Reproduce the data that follows line for line, without changing anything.

--- Start Dataset ---

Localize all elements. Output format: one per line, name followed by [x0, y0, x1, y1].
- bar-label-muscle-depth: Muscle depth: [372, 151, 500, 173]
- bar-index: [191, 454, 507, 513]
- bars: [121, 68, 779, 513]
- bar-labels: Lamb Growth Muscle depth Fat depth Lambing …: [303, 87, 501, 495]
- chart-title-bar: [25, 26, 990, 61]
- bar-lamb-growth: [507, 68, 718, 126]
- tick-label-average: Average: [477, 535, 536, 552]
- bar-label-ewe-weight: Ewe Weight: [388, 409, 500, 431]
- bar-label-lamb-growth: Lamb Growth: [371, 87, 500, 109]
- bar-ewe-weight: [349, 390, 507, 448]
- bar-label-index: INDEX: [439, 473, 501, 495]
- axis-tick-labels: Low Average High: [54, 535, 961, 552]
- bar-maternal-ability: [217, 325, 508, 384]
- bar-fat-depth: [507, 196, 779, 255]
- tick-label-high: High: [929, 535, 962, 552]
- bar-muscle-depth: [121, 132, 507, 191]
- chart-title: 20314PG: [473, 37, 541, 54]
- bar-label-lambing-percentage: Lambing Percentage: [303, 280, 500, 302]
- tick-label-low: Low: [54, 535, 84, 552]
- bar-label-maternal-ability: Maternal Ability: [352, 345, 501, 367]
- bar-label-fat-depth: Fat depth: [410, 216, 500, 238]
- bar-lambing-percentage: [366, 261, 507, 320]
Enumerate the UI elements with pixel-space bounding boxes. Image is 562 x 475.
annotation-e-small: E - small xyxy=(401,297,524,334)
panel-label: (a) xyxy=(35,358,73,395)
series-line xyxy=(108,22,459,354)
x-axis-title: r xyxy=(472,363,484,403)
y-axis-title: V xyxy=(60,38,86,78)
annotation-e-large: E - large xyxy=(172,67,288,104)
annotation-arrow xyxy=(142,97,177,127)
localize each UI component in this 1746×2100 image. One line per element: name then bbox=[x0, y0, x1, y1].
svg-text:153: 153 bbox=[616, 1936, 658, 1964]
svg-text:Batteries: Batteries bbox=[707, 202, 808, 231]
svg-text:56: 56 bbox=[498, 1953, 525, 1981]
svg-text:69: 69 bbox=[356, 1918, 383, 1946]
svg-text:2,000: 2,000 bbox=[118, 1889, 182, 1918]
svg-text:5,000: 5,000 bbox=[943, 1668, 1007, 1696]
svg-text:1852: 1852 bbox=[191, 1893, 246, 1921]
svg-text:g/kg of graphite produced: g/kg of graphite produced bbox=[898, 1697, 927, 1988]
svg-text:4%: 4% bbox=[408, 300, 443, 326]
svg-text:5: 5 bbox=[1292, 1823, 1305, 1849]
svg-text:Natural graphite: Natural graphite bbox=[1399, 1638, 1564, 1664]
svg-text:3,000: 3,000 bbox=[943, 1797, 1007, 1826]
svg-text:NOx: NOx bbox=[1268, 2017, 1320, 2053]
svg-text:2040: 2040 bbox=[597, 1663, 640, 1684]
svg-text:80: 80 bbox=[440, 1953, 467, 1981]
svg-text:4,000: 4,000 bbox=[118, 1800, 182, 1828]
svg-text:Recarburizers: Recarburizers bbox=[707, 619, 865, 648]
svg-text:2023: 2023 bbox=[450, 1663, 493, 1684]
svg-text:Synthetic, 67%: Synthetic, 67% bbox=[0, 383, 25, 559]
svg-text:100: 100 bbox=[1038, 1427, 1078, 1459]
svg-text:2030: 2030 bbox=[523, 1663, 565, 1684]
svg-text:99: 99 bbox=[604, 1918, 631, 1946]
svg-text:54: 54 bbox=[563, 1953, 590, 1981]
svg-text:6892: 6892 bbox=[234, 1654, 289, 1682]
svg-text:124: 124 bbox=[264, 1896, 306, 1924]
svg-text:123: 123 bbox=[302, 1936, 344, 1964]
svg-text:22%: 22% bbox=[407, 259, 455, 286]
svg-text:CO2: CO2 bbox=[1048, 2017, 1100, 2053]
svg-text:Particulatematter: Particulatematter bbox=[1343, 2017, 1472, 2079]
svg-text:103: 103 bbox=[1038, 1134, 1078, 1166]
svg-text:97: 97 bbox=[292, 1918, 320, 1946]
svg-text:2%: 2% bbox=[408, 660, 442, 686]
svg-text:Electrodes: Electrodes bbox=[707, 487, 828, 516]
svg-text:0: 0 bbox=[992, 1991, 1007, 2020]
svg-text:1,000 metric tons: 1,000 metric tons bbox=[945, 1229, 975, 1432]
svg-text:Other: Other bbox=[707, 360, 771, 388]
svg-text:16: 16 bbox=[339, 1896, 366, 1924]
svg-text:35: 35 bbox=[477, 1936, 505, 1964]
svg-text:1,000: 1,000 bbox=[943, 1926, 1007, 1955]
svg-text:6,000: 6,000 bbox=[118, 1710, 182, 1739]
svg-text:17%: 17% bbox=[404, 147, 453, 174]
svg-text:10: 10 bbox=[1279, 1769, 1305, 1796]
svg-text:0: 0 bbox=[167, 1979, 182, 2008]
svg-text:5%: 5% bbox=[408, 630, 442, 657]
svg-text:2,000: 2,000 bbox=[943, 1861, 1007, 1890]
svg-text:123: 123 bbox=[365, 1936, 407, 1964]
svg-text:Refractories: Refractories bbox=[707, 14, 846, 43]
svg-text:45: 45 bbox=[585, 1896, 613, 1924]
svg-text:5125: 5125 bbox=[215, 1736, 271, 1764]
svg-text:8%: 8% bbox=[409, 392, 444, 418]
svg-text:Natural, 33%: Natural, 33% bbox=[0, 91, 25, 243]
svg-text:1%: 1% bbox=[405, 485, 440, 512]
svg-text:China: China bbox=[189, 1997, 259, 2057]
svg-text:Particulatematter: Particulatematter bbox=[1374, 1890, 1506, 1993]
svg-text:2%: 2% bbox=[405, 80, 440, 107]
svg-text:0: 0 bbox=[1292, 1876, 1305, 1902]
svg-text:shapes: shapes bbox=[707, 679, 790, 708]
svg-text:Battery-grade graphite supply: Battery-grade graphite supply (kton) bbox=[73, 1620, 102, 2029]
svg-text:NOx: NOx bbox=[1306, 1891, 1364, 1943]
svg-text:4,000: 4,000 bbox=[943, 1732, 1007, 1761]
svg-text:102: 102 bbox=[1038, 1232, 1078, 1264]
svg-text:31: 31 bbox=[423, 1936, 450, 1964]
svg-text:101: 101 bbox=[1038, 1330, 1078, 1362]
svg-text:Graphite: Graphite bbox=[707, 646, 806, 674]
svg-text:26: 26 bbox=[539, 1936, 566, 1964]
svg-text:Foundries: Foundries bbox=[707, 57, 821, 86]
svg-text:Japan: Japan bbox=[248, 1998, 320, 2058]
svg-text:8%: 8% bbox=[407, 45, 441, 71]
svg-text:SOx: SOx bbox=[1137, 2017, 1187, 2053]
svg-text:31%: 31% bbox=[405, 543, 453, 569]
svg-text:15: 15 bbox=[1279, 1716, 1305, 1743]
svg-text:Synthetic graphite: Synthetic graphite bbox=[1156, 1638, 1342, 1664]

--- End Dataset ---

Full output —
Localize all elements. Output format: one per line, name followed by [x0, y0, x1, y1].
- bar-label-muscle-depth: Muscle depth: [372, 151, 500, 173]
- bar-index: [191, 454, 507, 513]
- bars: [121, 68, 779, 513]
- bar-labels: Lamb Growth Muscle depth Fat depth Lambing …: [303, 87, 501, 495]
- chart-title-bar: [25, 26, 990, 61]
- bar-lamb-growth: [507, 68, 718, 126]
- tick-label-average: Average: [477, 535, 536, 552]
- bar-label-ewe-weight: Ewe Weight: [388, 409, 500, 431]
- bar-label-lamb-growth: Lamb Growth: [371, 87, 500, 109]
- bar-ewe-weight: [349, 390, 507, 448]
- bar-label-index: INDEX: [439, 473, 501, 495]
- axis-tick-labels: Low Average High: [54, 535, 961, 552]
- bar-maternal-ability: [217, 325, 508, 384]
- bar-fat-depth: [507, 196, 779, 255]
- tick-label-high: High: [929, 535, 962, 552]
- bar-muscle-depth: [121, 132, 507, 191]
- chart-title: 20314PG: [473, 37, 541, 54]
- bar-label-lambing-percentage: Lambing Percentage: [303, 280, 500, 302]
- tick-label-low: Low: [54, 535, 84, 552]
- bar-label-maternal-ability: Maternal Ability: [352, 345, 501, 367]
- bar-label-fat-depth: Fat depth: [410, 216, 500, 238]
- bar-lambing-percentage: [366, 261, 507, 320]
Enumerate the UI elements with pixel-space bounding boxes. Image is 562 x 475.
annotation-e-small: E - small xyxy=(401,297,524,334)
panel-label: (a) xyxy=(35,358,73,395)
series-line xyxy=(108,22,459,354)
x-axis-title: r xyxy=(472,363,484,403)
y-axis-title: V xyxy=(60,38,86,78)
annotation-e-large: E - large xyxy=(172,67,288,104)
annotation-arrow xyxy=(142,97,177,127)
localize each UI component in this 1746×2100 image. One line per element: name then bbox=[x0, y0, x1, y1].
svg-text:153: 153 bbox=[616, 1936, 658, 1964]
svg-text:Batteries: Batteries bbox=[707, 202, 808, 231]
svg-text:56: 56 bbox=[498, 1953, 525, 1981]
svg-text:69: 69 bbox=[356, 1918, 383, 1946]
svg-text:2,000: 2,000 bbox=[118, 1889, 182, 1918]
svg-text:5,000: 5,000 bbox=[943, 1668, 1007, 1696]
svg-text:1852: 1852 bbox=[191, 1893, 246, 1921]
svg-text:g/kg of graphite produced: g/kg of graphite produced bbox=[898, 1697, 927, 1988]
svg-text:4%: 4% bbox=[408, 300, 443, 326]
svg-text:5: 5 bbox=[1292, 1823, 1305, 1849]
svg-text:Natural graphite: Natural graphite bbox=[1399, 1638, 1564, 1664]
svg-text:3,000: 3,000 bbox=[943, 1797, 1007, 1826]
svg-text:NOx: NOx bbox=[1268, 2017, 1320, 2053]
svg-text:2040: 2040 bbox=[597, 1663, 640, 1684]
svg-text:80: 80 bbox=[440, 1953, 467, 1981]
svg-text:4,000: 4,000 bbox=[118, 1800, 182, 1828]
svg-text:Recarburizers: Recarburizers bbox=[707, 619, 865, 648]
svg-text:2023: 2023 bbox=[450, 1663, 493, 1684]
svg-text:Synthetic, 67%: Synthetic, 67% bbox=[0, 383, 25, 559]
svg-text:100: 100 bbox=[1038, 1427, 1078, 1459]
svg-text:2030: 2030 bbox=[523, 1663, 565, 1684]
svg-text:99: 99 bbox=[604, 1918, 631, 1946]
svg-text:54: 54 bbox=[563, 1953, 590, 1981]
svg-text:6892: 6892 bbox=[234, 1654, 289, 1682]
svg-text:124: 124 bbox=[264, 1896, 306, 1924]
svg-text:123: 123 bbox=[302, 1936, 344, 1964]
svg-text:22%: 22% bbox=[407, 259, 455, 286]
svg-text:CO2: CO2 bbox=[1048, 2017, 1100, 2053]
svg-text:Particulatematter: Particulatematter bbox=[1343, 2017, 1472, 2079]
svg-text:103: 103 bbox=[1038, 1134, 1078, 1166]
svg-text:97: 97 bbox=[292, 1918, 320, 1946]
svg-text:2%: 2% bbox=[408, 660, 442, 686]
svg-text:Electrodes: Electrodes bbox=[707, 487, 828, 516]
svg-text:0: 0 bbox=[992, 1991, 1007, 2020]
svg-text:1,000 metric tons: 1,000 metric tons bbox=[945, 1229, 975, 1432]
svg-text:Other: Other bbox=[707, 360, 771, 388]
svg-text:16: 16 bbox=[339, 1896, 366, 1924]
svg-text:35: 35 bbox=[477, 1936, 505, 1964]
svg-text:1,000: 1,000 bbox=[943, 1926, 1007, 1955]
svg-text:6,000: 6,000 bbox=[118, 1710, 182, 1739]
svg-text:17%: 17% bbox=[404, 147, 453, 174]
svg-text:10: 10 bbox=[1279, 1769, 1305, 1796]
svg-text:0: 0 bbox=[167, 1979, 182, 2008]
svg-text:5%: 5% bbox=[408, 630, 442, 657]
svg-text:2,000: 2,000 bbox=[943, 1861, 1007, 1890]
svg-text:123: 123 bbox=[365, 1936, 407, 1964]
svg-text:Refractories: Refractories bbox=[707, 14, 846, 43]
svg-text:45: 45 bbox=[585, 1896, 613, 1924]
svg-text:5125: 5125 bbox=[215, 1736, 271, 1764]
svg-text:8%: 8% bbox=[409, 392, 444, 418]
svg-text:Natural, 33%: Natural, 33% bbox=[0, 91, 25, 243]
svg-text:1%: 1% bbox=[405, 485, 440, 512]
svg-text:China: China bbox=[189, 1997, 259, 2057]
svg-text:Particulatematter: Particulatematter bbox=[1374, 1890, 1506, 1993]
svg-text:2%: 2% bbox=[405, 80, 440, 107]
svg-text:0: 0 bbox=[1292, 1876, 1305, 1902]
svg-text:shapes: shapes bbox=[707, 679, 790, 708]
svg-text:Battery-grade graphite supply: Battery-grade graphite supply (kton) bbox=[73, 1620, 102, 2029]
svg-text:NOx: NOx bbox=[1306, 1891, 1364, 1943]
svg-text:4,000: 4,000 bbox=[943, 1732, 1007, 1761]
svg-text:102: 102 bbox=[1038, 1232, 1078, 1264]
svg-text:31: 31 bbox=[423, 1936, 450, 1964]
svg-text:101: 101 bbox=[1038, 1330, 1078, 1362]
svg-text:Graphite: Graphite bbox=[707, 646, 806, 674]
svg-text:26: 26 bbox=[539, 1936, 566, 1964]
svg-text:Foundries: Foundries bbox=[707, 57, 821, 86]
svg-text:Japan: Japan bbox=[248, 1998, 320, 2058]
svg-text:8%: 8% bbox=[407, 45, 441, 71]
svg-text:SOx: SOx bbox=[1137, 2017, 1187, 2053]
svg-text:31%: 31% bbox=[405, 543, 453, 569]
svg-text:15: 15 bbox=[1279, 1716, 1305, 1743]
svg-text:Synthetic graphite: Synthetic graphite bbox=[1156, 1638, 1342, 1664]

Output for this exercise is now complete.